* _WRITTEN PROBLEM_
Keep the pictures out and restate every record exactly.

* _EXTRACTED MATERIAL_
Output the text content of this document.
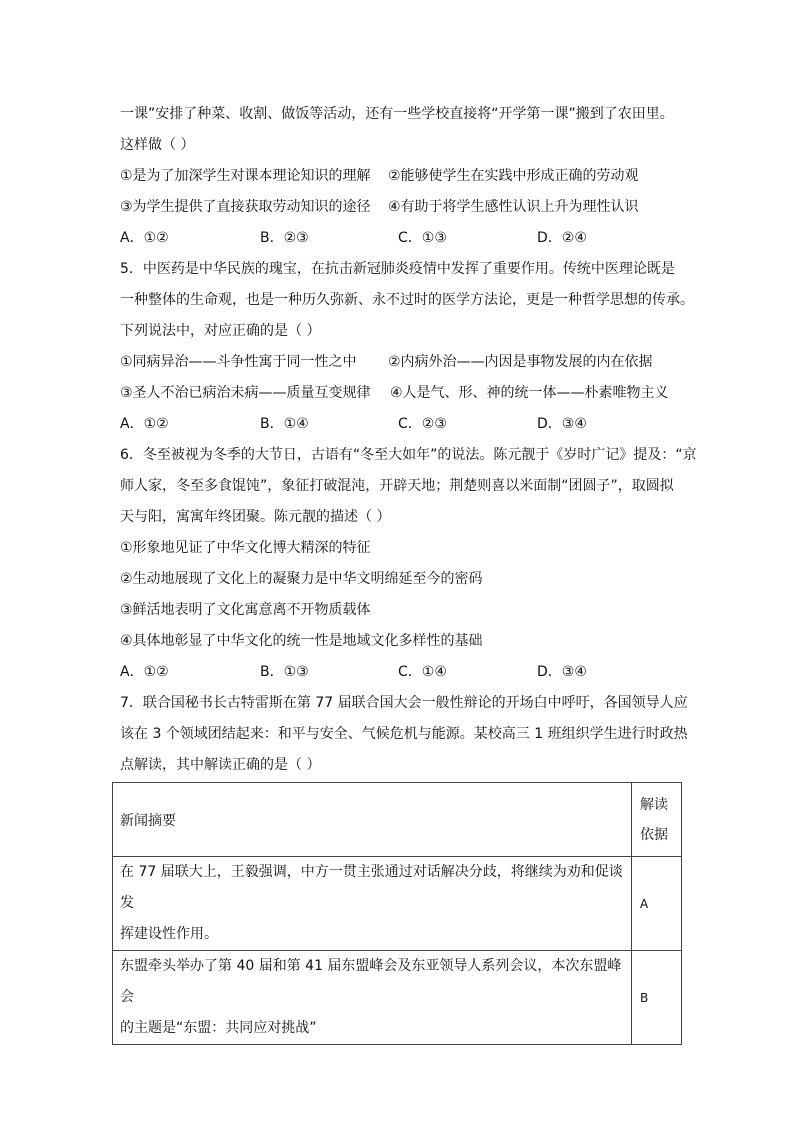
一课”安排了种菜、收割、做饭等活动，还有一些学校直接将“开学第一课”搬到了农田里。
这样做（ ）
①是为了加深学生对课本理论知识的理解 ②能够使学生在实践中形成正确的劳动观
③为学生提供了直接获取劳动知识的途径 ④有助于将学生感性认识上升为理性认识
A．①②	B．②③	C．①③	D．②④
5．中医药是中华民族的瑰宝，在抗击新冠肺炎疫情中发挥了重要作用。传统中医理论既是
一种整体的生命观，也是一种历久弥新、永不过时的医学方法论，更是一种哲学思想的传承。
下列说法中，对应正确的是（ ）
①同病异治——斗争性寓于同一性之中 ②内病外治——内因是事物发展的内在依据
③圣人不治已病治未病——质量互变规律 ④人是气、形、神的统一体——朴素唯物主义
A．①②	B．①④	C．②③	D．③④
6．冬至被视为冬季的大节日，古语有“冬至大如年”的说法。陈元靓于《岁时广记》提及：“京
师人家，冬至多食馄饨”，象征打破混沌，开辟天地；荆楚则喜以米面制“团圆子”，取圆拟
天与阳，寓寓年终团聚。陈元靓的描述（ ）
①形象地见证了中华文化博大精深的特征
②生动地展现了文化上的凝聚力是中华文明绵延至今的密码
③鲜活地表明了文化寓意离不开物质载体
④具体地彰显了中华文化的统一性是地域文化多样性的基础
A．①②	B．①③	C．①④	D．③④
7．联合国秘书长古特雷斯在第 77 届联合国大会一般性辩论的开场白中呼吁，各国领导人应
该在 3 个领域团结起来：和平与安全、气候危机与能源。某校高三 1 班组织学生进行时政热
点解读，其中解读正确的是（ ）
新闻摘要	解读
依据

在 77 届联大上，王毅强调，中方一贯主张通过对话解决分歧，将继续为劝和促谈发
挥建设性作用。	A

东盟牵头举办了第 40 届和第 41 届东盟峰会及东亚领导人系列会议，本次东盟峰会
的主题是“东盟：共同应对挑战”	B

* _THE REPLY_
Output the text content of this document.
一课”安排了种菜、收割、做饭等活动，还有一些学校直接将“开学第一课”搬到了农田里。
这样做（ ）
①是为了加深学生对课本理论知识的理解 ②能够使学生在实践中形成正确的劳动观
③为学生提供了直接获取劳动知识的途径 ④有助于将学生感性认识上升为理性认识
A．①②	B．②③	C．①③	D．②④
5．中医药是中华民族的瑰宝，在抗击新冠肺炎疫情中发挥了重要作用。传统中医理论既是
一种整体的生命观，也是一种历久弥新、永不过时的医学方法论，更是一种哲学思想的传承。
下列说法中，对应正确的是（ ）
①同病异治——斗争性寓于同一性之中 ②内病外治——内因是事物发展的内在依据
③圣人不治已病治未病——质量互变规律 ④人是气、形、神的统一体——朴素唯物主义
A．①②	B．①④	C．②③	D．③④
6．冬至被视为冬季的大节日，古语有“冬至大如年”的说法。陈元靓于《岁时广记》提及：“京
师人家，冬至多食馄饨”，象征打破混沌，开辟天地；荆楚则喜以米面制“团圆子”，取圆拟
天与阳，寓寓年终团聚。陈元靓的描述（ ）
①形象地见证了中华文化博大精深的特征
②生动地展现了文化上的凝聚力是中华文明绵延至今的密码
③鲜活地表明了文化寓意离不开物质载体
④具体地彰显了中华文化的统一性是地域文化多样性的基础
A．①②	B．①③	C．①④	D．③④
7．联合国秘书长古特雷斯在第 77 届联合国大会一般性辩论的开场白中呼吁，各国领导人应
该在 3 个领域团结起来：和平与安全、气候危机与能源。某校高三 1 班组织学生进行时政热
点解读，其中解读正确的是（ ）
新闻摘要	解读
依据

在 77 届联大上，王毅强调，中方一贯主张通过对话解决分歧，将继续为劝和促谈发
挥建设性作用。	A

东盟牵头举办了第 40 届和第 41 届东盟峰会及东亚领导人系列会议，本次东盟峰会
的主题是“东盟：共同应对挑战”	B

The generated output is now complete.